RECORDS SHOWN ::
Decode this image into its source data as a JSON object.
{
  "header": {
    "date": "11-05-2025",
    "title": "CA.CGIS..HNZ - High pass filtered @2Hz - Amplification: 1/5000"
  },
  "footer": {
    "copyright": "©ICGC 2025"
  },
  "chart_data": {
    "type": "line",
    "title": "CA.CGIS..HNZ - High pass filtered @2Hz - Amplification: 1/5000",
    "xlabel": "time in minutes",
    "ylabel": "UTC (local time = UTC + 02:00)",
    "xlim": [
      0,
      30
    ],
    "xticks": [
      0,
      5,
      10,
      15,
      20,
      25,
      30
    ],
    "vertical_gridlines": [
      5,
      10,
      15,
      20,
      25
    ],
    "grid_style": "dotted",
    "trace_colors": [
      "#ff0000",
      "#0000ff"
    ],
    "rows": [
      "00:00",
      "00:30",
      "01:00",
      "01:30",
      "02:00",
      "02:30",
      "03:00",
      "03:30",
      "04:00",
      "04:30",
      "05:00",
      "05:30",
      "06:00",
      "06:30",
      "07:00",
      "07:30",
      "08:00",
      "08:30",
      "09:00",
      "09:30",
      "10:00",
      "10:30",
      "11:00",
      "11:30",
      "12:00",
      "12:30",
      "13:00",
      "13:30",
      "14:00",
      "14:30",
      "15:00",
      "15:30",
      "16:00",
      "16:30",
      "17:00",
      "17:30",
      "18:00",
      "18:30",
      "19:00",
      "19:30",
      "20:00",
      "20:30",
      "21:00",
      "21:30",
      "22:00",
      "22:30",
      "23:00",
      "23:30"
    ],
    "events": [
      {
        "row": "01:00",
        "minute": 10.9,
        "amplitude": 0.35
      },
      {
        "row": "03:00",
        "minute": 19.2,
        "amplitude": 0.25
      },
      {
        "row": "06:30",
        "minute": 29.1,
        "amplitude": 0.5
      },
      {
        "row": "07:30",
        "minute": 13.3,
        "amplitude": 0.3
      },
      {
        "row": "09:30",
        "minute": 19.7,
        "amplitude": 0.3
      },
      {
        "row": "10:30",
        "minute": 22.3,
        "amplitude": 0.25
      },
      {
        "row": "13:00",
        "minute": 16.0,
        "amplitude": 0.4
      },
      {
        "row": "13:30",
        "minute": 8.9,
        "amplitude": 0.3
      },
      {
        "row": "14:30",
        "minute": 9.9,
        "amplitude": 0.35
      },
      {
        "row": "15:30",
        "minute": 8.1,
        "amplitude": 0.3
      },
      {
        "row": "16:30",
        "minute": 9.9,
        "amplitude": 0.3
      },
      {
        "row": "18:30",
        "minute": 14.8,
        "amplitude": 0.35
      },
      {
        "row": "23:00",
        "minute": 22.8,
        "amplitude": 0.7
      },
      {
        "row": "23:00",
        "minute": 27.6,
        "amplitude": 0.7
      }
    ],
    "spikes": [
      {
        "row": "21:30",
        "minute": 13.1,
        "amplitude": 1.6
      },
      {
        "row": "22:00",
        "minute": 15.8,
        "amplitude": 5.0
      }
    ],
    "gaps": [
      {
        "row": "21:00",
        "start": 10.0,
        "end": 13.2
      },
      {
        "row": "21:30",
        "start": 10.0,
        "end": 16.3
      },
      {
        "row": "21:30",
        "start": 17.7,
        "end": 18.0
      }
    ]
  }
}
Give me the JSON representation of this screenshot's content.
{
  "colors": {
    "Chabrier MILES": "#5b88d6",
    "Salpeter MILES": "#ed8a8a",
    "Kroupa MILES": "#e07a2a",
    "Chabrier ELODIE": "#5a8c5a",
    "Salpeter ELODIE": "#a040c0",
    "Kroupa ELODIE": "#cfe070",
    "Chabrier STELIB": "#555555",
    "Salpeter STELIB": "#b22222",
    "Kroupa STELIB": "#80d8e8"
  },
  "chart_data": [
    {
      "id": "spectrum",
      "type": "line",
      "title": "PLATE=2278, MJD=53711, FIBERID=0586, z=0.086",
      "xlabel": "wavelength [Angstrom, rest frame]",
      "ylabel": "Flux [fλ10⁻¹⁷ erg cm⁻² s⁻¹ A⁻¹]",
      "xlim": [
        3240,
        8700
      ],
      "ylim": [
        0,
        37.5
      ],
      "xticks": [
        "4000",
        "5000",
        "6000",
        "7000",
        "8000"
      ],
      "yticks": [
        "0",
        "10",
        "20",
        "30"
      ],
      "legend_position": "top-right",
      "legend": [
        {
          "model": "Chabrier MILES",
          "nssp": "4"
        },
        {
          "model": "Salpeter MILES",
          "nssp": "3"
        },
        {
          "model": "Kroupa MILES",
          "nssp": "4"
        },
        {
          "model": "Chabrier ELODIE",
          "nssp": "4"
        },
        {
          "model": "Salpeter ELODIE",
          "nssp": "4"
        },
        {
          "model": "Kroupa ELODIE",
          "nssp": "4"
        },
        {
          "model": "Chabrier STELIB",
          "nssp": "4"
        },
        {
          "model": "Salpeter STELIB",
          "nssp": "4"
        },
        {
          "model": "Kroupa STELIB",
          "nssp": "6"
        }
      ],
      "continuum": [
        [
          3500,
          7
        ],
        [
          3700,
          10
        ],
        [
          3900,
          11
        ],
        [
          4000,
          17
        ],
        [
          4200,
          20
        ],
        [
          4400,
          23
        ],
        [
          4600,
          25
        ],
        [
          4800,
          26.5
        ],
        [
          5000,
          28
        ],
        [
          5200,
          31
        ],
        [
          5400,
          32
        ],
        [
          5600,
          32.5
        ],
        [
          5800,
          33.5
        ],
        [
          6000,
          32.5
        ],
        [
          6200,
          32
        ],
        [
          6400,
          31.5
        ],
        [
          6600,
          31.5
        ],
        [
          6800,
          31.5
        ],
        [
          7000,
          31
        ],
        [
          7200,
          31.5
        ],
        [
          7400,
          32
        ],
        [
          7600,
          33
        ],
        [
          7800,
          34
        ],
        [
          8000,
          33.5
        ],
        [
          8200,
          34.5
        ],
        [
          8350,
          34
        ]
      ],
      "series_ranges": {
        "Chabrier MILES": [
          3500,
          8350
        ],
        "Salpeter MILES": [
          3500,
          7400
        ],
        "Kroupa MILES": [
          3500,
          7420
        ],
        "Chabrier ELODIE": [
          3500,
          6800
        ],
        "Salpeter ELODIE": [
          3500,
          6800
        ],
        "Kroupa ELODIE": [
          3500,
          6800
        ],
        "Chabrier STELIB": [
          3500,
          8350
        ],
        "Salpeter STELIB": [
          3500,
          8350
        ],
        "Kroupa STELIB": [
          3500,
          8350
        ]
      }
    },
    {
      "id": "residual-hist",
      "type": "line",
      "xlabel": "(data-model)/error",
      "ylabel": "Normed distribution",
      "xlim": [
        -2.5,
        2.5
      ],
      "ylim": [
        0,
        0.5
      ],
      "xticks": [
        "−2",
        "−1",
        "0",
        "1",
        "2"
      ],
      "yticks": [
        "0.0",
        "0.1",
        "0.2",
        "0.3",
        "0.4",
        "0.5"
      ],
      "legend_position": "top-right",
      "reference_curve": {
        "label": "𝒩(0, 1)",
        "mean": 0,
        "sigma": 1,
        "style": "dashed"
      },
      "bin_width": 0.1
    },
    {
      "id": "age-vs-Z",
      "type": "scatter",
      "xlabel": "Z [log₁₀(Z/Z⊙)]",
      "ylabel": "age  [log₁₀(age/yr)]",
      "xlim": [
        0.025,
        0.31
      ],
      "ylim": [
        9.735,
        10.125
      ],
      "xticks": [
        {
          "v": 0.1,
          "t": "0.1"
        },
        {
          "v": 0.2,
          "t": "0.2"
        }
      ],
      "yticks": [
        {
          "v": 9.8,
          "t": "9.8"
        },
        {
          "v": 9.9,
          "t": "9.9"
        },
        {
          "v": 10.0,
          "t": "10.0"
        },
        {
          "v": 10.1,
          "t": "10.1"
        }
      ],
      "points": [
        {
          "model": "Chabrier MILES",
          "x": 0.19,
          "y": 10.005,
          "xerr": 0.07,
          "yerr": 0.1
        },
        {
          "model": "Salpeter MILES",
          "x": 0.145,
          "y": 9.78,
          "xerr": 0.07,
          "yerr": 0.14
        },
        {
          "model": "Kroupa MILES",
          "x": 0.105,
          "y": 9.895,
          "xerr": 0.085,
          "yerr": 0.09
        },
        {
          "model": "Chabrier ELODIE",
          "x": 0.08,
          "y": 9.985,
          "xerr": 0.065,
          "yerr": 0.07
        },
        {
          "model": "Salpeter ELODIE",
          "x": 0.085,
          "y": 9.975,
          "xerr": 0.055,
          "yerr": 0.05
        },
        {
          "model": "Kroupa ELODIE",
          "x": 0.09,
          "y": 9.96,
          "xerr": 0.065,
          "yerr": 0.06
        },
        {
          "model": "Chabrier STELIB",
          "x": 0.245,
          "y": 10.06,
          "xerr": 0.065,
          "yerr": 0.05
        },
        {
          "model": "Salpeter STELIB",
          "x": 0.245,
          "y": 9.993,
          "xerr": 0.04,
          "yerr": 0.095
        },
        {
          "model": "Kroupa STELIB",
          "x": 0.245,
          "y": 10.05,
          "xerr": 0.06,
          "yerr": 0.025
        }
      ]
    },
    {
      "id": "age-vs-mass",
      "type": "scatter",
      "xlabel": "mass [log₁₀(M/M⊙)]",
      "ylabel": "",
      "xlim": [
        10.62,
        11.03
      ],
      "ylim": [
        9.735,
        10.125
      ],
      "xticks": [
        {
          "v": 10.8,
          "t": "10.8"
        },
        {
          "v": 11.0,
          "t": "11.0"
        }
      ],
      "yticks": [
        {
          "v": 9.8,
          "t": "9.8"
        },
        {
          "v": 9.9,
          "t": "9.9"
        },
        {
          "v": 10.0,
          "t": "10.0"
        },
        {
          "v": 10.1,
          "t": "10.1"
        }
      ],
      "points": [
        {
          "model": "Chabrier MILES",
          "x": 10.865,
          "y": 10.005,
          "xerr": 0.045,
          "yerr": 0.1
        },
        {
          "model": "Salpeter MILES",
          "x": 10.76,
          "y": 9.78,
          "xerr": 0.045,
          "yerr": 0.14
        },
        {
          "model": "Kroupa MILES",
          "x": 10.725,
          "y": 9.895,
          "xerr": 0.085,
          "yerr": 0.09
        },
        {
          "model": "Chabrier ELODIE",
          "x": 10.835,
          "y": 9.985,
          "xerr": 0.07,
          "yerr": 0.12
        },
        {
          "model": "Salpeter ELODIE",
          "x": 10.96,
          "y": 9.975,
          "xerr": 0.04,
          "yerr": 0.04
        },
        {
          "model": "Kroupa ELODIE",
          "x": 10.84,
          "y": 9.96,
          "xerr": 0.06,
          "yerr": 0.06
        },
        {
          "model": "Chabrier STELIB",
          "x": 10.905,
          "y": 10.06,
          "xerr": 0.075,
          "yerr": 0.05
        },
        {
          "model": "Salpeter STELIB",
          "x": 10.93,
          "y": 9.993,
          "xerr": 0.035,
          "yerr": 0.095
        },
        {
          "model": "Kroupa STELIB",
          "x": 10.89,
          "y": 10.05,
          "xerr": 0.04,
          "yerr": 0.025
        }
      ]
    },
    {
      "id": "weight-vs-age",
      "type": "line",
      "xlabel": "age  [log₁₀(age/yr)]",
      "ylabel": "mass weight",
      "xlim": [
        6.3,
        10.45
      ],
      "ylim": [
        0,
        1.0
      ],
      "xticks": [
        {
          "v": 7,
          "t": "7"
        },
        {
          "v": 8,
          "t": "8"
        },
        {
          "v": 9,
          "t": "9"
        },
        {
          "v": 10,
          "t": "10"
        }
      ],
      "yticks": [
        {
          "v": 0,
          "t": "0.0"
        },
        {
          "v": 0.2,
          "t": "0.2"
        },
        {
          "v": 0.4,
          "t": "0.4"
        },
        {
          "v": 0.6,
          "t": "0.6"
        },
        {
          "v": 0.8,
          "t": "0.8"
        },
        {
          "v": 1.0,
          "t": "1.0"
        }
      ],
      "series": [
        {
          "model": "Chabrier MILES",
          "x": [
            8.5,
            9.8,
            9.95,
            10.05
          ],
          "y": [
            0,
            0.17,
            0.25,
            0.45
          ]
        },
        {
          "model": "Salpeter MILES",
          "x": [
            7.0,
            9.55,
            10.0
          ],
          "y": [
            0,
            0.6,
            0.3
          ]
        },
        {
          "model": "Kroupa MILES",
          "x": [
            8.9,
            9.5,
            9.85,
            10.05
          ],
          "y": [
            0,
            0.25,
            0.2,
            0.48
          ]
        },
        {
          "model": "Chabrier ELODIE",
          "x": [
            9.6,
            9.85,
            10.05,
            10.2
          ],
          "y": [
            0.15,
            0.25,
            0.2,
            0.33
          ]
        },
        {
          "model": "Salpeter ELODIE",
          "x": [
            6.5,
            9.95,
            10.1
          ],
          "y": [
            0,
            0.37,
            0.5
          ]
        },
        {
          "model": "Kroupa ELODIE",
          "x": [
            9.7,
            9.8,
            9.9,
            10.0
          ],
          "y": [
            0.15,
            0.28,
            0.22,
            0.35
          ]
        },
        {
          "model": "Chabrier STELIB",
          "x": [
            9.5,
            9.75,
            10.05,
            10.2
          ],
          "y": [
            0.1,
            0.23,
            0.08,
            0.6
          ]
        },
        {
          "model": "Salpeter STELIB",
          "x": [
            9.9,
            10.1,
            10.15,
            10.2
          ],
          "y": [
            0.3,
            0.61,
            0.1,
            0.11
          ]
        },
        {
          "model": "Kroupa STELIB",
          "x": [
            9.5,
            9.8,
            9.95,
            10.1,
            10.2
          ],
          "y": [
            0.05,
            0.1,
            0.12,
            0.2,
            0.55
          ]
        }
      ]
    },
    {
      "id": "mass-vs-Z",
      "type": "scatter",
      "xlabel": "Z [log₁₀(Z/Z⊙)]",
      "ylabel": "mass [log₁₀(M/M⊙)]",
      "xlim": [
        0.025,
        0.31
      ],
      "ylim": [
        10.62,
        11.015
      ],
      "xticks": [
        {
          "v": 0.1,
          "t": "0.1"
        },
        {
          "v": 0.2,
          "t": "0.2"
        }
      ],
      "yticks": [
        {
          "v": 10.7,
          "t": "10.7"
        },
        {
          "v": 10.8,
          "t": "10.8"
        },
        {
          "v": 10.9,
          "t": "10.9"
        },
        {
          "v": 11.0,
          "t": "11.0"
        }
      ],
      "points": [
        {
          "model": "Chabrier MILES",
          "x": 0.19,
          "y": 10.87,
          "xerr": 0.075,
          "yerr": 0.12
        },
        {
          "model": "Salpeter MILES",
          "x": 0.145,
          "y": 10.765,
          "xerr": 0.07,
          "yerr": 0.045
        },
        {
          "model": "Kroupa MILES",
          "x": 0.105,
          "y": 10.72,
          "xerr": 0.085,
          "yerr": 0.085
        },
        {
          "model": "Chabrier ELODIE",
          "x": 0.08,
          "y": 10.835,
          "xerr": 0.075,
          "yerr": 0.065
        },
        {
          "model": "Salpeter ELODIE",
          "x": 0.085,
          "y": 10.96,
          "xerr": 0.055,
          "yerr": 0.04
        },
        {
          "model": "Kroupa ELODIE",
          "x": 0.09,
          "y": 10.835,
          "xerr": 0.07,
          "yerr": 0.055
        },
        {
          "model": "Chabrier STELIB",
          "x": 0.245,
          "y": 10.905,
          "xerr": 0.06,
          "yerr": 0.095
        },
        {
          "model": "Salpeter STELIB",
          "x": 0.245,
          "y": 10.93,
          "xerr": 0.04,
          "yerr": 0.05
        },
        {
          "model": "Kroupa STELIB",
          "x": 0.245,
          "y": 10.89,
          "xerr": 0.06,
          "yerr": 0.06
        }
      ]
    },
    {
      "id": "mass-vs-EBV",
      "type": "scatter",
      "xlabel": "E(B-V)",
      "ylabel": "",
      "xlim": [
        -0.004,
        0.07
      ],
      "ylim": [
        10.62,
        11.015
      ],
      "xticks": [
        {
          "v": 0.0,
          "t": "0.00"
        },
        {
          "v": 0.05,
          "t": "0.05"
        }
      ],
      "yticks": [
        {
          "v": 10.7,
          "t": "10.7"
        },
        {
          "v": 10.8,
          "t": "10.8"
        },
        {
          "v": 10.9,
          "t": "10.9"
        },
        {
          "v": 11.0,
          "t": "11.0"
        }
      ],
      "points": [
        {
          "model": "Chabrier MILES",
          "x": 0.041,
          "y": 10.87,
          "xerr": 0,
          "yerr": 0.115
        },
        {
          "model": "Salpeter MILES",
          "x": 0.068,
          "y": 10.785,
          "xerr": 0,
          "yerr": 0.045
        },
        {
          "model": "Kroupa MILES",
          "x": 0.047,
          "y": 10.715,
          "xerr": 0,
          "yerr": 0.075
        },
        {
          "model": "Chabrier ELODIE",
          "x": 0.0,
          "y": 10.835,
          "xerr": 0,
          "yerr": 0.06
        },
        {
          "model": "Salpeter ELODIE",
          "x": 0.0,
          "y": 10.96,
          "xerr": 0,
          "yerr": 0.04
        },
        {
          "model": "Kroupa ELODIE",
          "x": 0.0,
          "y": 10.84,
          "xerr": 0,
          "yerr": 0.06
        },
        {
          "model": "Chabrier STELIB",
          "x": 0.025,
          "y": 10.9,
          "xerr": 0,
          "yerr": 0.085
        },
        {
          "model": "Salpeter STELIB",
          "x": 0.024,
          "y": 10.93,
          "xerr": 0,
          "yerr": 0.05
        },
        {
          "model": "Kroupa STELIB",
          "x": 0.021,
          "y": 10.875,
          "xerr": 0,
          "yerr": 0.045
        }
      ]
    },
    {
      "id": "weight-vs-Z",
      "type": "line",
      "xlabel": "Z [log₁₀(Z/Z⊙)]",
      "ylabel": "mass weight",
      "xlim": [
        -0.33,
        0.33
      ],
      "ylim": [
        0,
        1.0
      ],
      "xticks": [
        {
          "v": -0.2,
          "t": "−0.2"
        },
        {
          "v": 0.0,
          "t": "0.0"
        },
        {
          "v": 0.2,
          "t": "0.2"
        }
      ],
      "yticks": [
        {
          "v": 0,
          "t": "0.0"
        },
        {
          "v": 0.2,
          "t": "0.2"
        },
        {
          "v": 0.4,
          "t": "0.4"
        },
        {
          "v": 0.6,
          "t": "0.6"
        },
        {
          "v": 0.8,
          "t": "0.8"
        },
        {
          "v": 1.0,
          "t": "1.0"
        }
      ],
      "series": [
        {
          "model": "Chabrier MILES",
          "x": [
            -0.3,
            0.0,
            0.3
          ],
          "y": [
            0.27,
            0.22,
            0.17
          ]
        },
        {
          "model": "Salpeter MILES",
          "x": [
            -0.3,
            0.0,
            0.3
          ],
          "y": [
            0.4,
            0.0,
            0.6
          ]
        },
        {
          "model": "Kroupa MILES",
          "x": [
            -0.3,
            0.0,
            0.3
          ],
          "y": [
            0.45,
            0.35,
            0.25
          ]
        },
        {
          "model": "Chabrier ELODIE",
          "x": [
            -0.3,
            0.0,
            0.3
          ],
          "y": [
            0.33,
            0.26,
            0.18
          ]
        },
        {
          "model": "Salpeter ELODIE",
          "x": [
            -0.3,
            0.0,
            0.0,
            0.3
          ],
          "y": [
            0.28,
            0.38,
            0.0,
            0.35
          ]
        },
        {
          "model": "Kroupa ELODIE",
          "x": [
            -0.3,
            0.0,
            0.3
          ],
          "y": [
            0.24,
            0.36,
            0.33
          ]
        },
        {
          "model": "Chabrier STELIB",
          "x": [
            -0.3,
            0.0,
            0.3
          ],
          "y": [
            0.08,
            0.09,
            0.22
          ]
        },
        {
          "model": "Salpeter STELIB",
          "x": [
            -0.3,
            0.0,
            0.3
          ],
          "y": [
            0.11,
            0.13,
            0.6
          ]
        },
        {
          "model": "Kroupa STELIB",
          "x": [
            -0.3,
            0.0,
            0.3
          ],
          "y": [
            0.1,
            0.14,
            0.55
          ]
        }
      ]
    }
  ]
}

WHAT TO DO :: Locate and copy each line in the data above that includes the word "xlabel".

REPLY TO THE TASK ::
    "xlabel": "time in minutes",
      "xlabel": "wavelength [Angstrom, rest frame]",
      "xlabel": "(data-model)/error",
      "xlabel": "Z [log₁₀(Z/Z⊙)]",
      "xlabel": "mass [log₁₀(M/M⊙)]",
      "xlabel": "age  [log₁₀(age/yr)]",
      "xlabel": "Z [log₁₀(Z/Z⊙)]",
      "xlabel": "E(B-V)",
      "xlabel": "Z [log₁₀(Z/Z⊙)]",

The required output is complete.